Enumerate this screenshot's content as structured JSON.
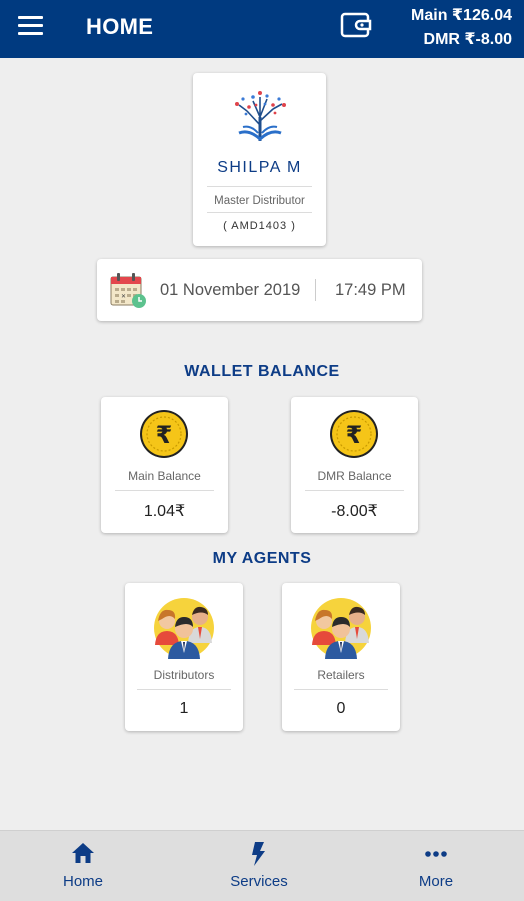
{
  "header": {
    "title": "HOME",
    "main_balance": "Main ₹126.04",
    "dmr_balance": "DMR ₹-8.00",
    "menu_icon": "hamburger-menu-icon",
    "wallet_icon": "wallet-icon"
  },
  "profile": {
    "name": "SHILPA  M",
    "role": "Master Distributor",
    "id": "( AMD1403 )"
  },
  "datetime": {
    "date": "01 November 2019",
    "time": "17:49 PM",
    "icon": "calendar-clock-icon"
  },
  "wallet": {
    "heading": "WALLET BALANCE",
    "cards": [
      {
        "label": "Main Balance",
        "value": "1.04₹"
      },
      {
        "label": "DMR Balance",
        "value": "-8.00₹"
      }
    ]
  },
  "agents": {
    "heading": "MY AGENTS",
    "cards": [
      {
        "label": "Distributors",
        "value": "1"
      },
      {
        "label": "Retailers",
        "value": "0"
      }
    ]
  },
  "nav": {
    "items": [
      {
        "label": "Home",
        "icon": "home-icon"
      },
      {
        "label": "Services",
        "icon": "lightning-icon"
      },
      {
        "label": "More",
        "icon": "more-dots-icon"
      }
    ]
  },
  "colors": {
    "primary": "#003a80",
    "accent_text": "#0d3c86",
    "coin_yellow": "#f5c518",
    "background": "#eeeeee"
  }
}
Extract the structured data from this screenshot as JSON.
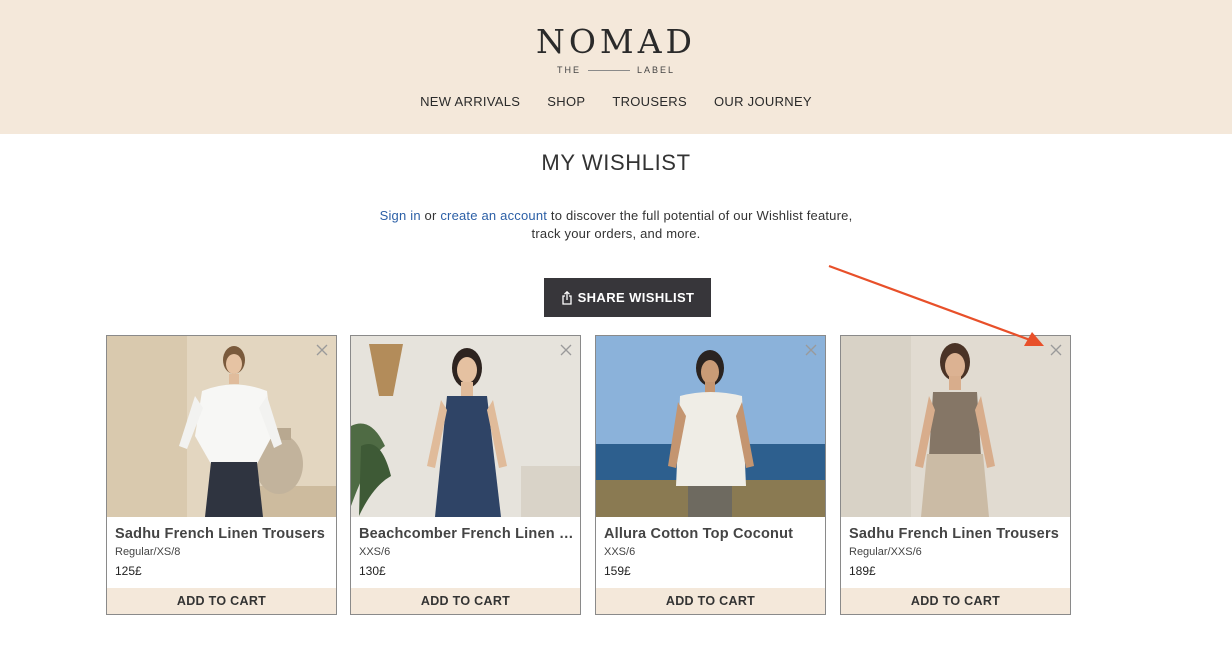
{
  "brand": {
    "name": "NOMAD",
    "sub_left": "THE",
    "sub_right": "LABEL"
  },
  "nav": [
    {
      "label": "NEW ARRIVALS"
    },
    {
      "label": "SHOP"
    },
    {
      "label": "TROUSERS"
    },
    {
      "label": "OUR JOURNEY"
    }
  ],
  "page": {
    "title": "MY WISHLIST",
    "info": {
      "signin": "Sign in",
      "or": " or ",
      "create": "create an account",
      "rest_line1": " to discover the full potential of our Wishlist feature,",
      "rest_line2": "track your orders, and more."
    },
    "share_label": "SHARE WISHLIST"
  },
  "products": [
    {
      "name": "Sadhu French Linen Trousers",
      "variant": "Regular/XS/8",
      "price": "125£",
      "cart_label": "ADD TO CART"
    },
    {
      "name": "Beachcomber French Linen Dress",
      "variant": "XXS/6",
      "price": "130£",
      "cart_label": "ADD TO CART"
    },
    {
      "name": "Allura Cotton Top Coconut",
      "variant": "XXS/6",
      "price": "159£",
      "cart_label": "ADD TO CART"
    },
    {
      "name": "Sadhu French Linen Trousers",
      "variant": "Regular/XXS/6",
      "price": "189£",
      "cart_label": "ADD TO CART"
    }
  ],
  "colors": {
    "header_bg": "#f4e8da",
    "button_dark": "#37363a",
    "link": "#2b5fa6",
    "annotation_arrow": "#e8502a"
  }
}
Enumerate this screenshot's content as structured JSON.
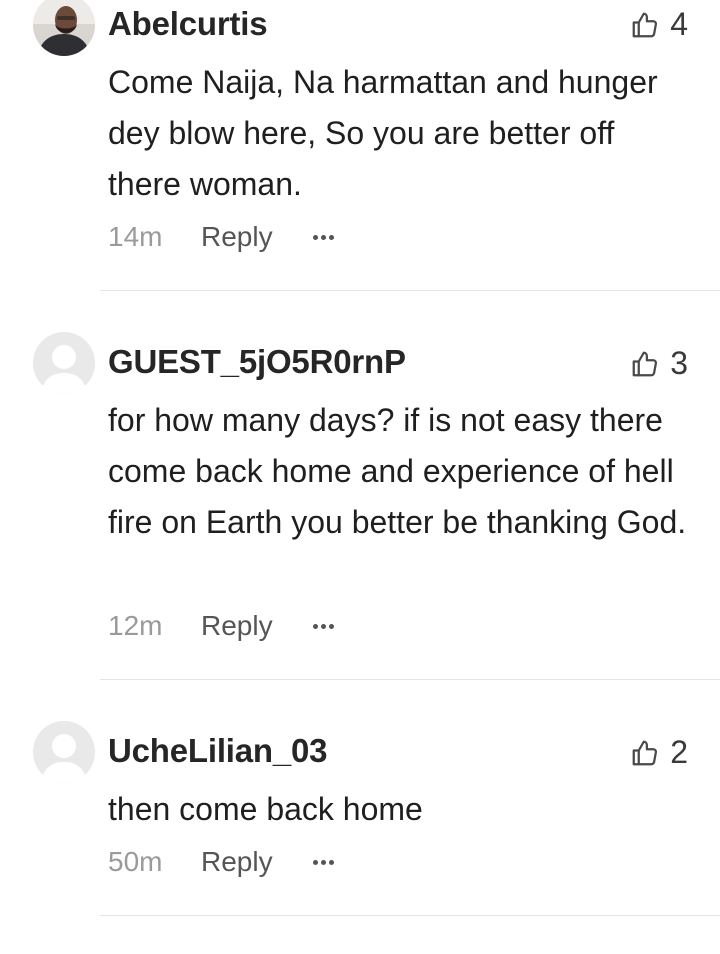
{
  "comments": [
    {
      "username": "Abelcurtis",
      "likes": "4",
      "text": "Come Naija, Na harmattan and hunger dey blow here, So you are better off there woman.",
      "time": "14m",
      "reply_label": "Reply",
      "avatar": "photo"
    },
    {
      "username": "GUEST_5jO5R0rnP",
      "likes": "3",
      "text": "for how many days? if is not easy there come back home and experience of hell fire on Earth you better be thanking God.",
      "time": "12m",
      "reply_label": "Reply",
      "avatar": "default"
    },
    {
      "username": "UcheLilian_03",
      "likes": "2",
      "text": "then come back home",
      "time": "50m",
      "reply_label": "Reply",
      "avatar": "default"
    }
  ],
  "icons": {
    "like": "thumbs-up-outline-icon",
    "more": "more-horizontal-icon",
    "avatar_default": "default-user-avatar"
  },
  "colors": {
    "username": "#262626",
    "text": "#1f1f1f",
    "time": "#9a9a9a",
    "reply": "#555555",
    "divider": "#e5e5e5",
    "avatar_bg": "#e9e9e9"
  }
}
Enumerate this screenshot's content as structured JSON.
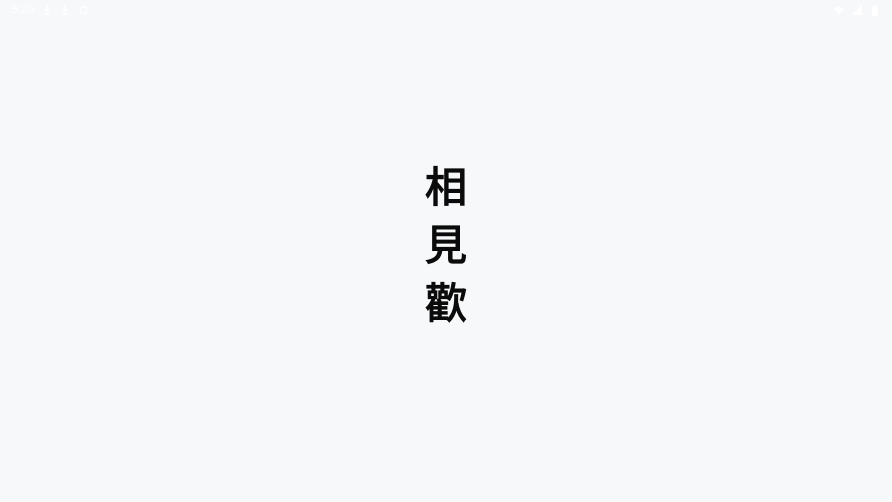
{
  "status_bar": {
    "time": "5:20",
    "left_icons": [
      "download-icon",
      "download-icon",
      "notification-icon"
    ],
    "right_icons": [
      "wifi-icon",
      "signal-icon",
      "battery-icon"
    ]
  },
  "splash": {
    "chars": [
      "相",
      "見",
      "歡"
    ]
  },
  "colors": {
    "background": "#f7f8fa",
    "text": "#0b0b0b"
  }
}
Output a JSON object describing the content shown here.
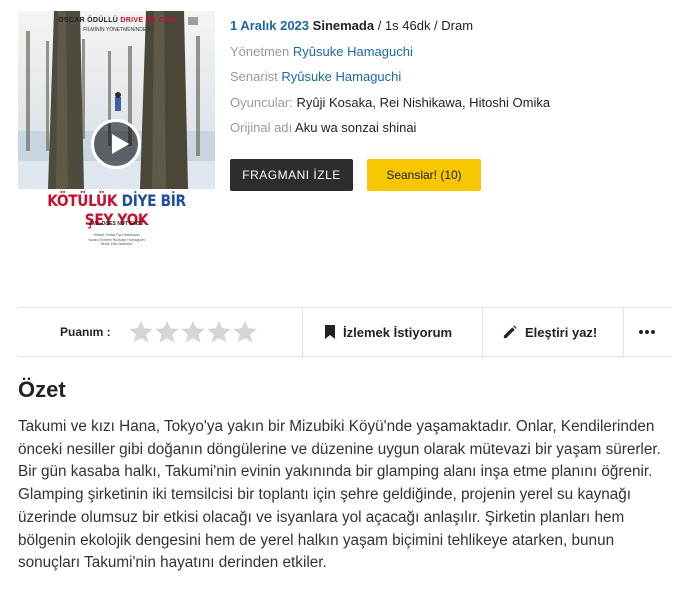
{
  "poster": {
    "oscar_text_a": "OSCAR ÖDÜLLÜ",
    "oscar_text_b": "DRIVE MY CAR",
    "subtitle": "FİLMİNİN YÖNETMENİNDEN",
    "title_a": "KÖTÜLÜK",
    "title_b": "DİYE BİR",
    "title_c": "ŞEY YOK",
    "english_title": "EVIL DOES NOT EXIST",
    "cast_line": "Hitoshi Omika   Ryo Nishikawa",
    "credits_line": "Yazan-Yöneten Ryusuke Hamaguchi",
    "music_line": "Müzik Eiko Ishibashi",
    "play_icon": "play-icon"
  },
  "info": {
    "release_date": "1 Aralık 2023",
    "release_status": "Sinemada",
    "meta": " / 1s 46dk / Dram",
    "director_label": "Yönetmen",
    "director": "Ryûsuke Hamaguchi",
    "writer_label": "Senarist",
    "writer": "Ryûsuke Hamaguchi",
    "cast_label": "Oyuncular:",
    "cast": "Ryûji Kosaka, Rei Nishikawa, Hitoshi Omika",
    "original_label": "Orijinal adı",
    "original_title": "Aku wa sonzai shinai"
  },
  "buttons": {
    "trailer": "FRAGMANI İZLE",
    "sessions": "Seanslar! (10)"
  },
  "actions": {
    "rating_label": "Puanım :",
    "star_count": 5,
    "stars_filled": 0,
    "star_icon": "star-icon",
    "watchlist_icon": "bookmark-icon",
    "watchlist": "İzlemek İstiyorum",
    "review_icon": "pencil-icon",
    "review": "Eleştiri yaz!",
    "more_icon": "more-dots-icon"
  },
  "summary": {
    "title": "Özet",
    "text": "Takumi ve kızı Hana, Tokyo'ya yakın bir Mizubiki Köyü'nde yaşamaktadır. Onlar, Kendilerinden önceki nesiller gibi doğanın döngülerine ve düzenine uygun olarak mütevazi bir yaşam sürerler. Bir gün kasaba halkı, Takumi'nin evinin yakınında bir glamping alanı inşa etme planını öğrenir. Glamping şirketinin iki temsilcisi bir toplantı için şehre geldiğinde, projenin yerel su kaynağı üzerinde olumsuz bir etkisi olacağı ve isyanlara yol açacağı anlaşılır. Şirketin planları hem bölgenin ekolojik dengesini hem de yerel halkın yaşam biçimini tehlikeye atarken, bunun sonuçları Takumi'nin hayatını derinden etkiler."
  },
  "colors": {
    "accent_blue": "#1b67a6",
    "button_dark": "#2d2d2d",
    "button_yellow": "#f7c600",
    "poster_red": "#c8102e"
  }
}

[Your instructions]
Go through the listing above and locate each line that holds the word "heading". Copy those lines.

[Task output]
    "heading": "WALLET BALANCE",
    "heading": "MY AGENTS",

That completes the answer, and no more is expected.